- _Records supplied_:
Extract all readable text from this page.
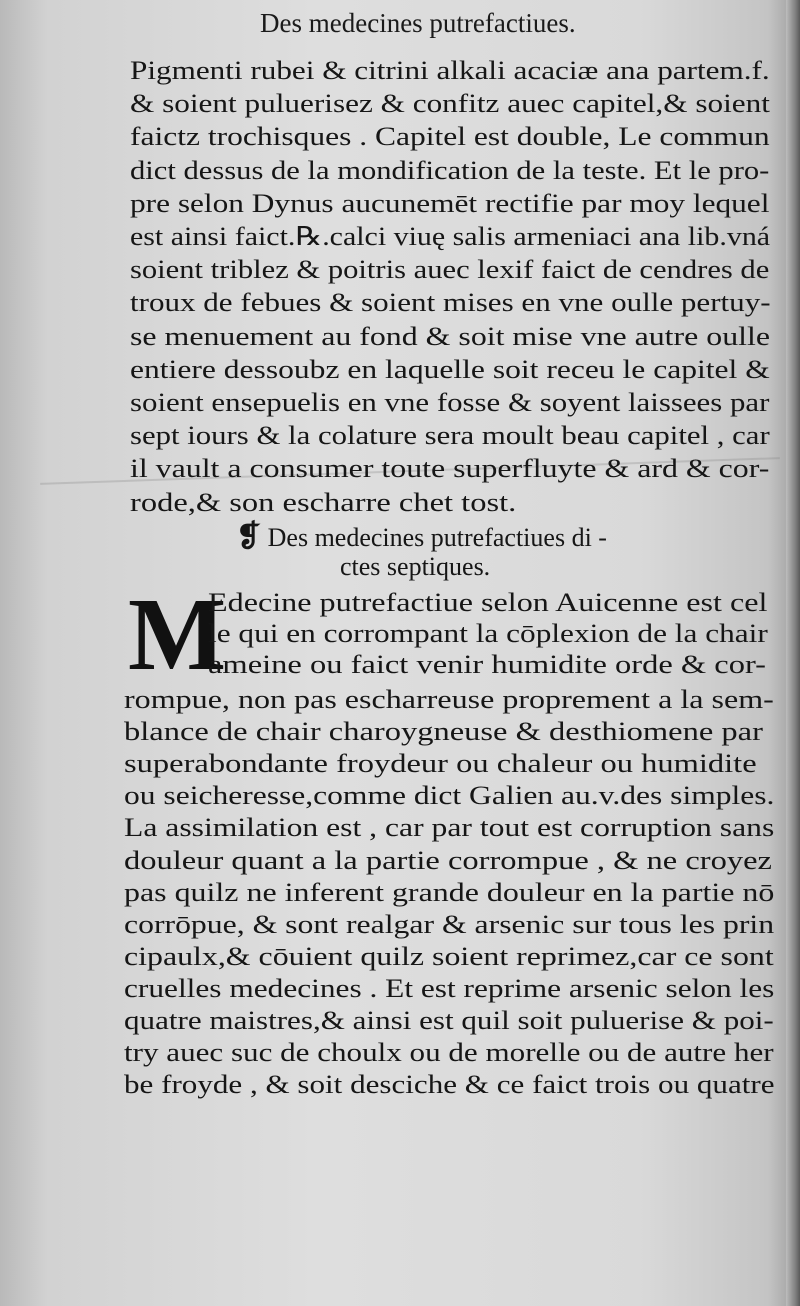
Des medecines putrefactiues.
Pigmenti rubei & citrini alkali acaciæ ana partem.f.
& soient puluerisez & confitz auec capitel,& soient
faictz trochisques . Capitel est double, Le commun
dict dessus de la mondification de la teste. Et le pro-
pre selon Dynus aucunemēt rectifie par moy lequel
est ainsi faict.℞.calci viuę salis armeniaci ana lib.vná
soient triblez & poitris auec lexif faict de cendres de
troux de febues & soient mises en vne oulle pertuy-
se menuement au fond & soit mise vne autre oulle
entiere dessoubz en laquelle soit receu le capitel &
soient ensepuelis en vne fosse & soyent laissees par
sept iours & la colature sera moult beau capitel , car
il vault a consumer toute superfluyte & ard & cor-
rode,& son escharre chet tost.
❡ Des medecines putrefactiues di -
ctes septiques.
M
Edecine putrefactiue selon Auicenne est cel
le qui en corrompant la cōplexion de la chair
ameine ou faict venir humidite orde & cor-
rompue, non pas escharreuse proprement a la sem-
blance de chair charoygneuse & desthiomene par
superabondante froydeur ou chaleur ou humidite
ou seicheresse,comme dict Galien au.v.des simples.
La assimilation est , car par tout est corruption sans
douleur quant a la partie corrompue , & ne croyez
pas quilz ne inferent grande douleur en la partie nō
corrōpue, & sont realgar & arsenic sur tous les prin
cipaulx,& cōuient quilz soient reprimez,car ce sont
cruelles medecines . Et est reprime arsenic selon les
quatre maistres,& ainsi est quil soit puluerise & poi-
try auec suc de choulx ou de morelle ou de autre her
be froyde , & soit desciche & ce faict trois ou quatre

- _Exercise objective_:
Transcribe the records verbatim and omit the images.

- _Answer_:
Extract all readable text from this page.
Des medecines putrefactiues.
Pigmenti rubei & citrini alkali acaciæ ana partem.f.
& soient puluerisez & confitz auec capitel,& soient
faictz trochisques . Capitel est double, Le commun
dict dessus de la mondification de la teste. Et le pro-
pre selon Dynus aucunemēt rectifie par moy lequel
est ainsi faict.℞.calci viuę salis armeniaci ana lib.vná
soient triblez & poitris auec lexif faict de cendres de
troux de febues & soient mises en vne oulle pertuy-
se menuement au fond & soit mise vne autre oulle
entiere dessoubz en laquelle soit receu le capitel &
soient ensepuelis en vne fosse & soyent laissees par
sept iours & la colature sera moult beau capitel , car
il vault a consumer toute superfluyte & ard & cor-
rode,& son escharre chet tost.
❡ Des medecines putrefactiues di -
ctes septiques.
M
Edecine putrefactiue selon Auicenne est cel
le qui en corrompant la cōplexion de la chair
ameine ou faict venir humidite orde & cor-
rompue, non pas escharreuse proprement a la sem-
blance de chair charoygneuse & desthiomene par
superabondante froydeur ou chaleur ou humidite
ou seicheresse,comme dict Galien au.v.des simples.
La assimilation est , car par tout est corruption sans
douleur quant a la partie corrompue , & ne croyez
pas quilz ne inferent grande douleur en la partie nō
corrōpue, & sont realgar & arsenic sur tous les prin
cipaulx,& cōuient quilz soient reprimez,car ce sont
cruelles medecines . Et est reprime arsenic selon les
quatre maistres,& ainsi est quil soit puluerise & poi-
try auec suc de choulx ou de morelle ou de autre her
be froyde , & soit desciche & ce faict trois ou quatre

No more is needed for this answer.